## Aim of the exercise
Work out how many lines of the listing hold the string "αποτύχει". Answer with that number alone.

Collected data
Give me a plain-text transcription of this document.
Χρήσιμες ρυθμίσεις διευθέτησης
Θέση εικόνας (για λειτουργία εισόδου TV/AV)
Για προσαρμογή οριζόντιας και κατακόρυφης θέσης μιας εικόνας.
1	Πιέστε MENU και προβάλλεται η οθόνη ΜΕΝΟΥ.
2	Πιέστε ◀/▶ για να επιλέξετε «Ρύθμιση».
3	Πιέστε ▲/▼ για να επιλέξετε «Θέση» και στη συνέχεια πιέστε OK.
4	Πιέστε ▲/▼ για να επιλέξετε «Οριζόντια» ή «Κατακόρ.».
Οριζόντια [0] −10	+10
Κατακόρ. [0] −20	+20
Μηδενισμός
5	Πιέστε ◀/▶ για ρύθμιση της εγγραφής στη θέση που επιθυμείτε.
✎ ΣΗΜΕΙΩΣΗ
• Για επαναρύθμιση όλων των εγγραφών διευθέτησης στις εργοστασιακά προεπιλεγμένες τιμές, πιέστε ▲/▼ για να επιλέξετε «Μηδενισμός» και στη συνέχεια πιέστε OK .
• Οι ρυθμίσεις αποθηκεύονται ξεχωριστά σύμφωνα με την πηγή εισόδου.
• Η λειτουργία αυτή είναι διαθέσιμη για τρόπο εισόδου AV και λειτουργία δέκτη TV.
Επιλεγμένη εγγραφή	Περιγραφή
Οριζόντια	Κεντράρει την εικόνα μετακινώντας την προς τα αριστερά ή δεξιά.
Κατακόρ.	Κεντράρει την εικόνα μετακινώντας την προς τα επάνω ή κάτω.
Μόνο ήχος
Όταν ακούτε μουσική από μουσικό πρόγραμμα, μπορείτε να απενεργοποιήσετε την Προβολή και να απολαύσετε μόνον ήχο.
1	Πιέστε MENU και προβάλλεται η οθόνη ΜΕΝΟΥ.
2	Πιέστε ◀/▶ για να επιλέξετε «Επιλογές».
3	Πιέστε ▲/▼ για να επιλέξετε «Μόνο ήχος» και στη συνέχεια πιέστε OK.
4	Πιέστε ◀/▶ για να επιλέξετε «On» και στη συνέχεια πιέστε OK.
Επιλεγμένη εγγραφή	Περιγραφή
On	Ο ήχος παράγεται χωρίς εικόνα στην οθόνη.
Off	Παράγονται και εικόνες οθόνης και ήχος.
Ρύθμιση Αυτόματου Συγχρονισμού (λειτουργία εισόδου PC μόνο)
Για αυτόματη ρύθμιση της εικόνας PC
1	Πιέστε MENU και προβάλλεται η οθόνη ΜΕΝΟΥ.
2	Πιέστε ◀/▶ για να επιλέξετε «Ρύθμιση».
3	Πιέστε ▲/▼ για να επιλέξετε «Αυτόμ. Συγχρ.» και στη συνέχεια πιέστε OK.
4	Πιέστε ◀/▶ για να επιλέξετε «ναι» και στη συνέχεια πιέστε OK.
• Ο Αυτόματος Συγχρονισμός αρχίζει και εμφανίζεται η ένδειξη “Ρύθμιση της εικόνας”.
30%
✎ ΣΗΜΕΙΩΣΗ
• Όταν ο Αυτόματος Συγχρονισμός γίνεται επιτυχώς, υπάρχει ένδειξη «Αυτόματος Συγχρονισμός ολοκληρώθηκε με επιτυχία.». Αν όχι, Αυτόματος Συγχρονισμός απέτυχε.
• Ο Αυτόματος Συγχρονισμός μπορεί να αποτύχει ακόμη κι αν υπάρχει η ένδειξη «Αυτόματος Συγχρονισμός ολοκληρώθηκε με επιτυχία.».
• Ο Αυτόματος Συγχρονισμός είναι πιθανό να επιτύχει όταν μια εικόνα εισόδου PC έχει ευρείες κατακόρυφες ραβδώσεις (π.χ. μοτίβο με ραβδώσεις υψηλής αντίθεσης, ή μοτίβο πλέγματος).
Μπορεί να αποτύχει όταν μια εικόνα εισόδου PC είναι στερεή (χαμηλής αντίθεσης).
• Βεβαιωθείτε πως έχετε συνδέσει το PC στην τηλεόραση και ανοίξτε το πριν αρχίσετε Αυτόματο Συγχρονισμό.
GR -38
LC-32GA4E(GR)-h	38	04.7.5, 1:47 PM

## Right answer
2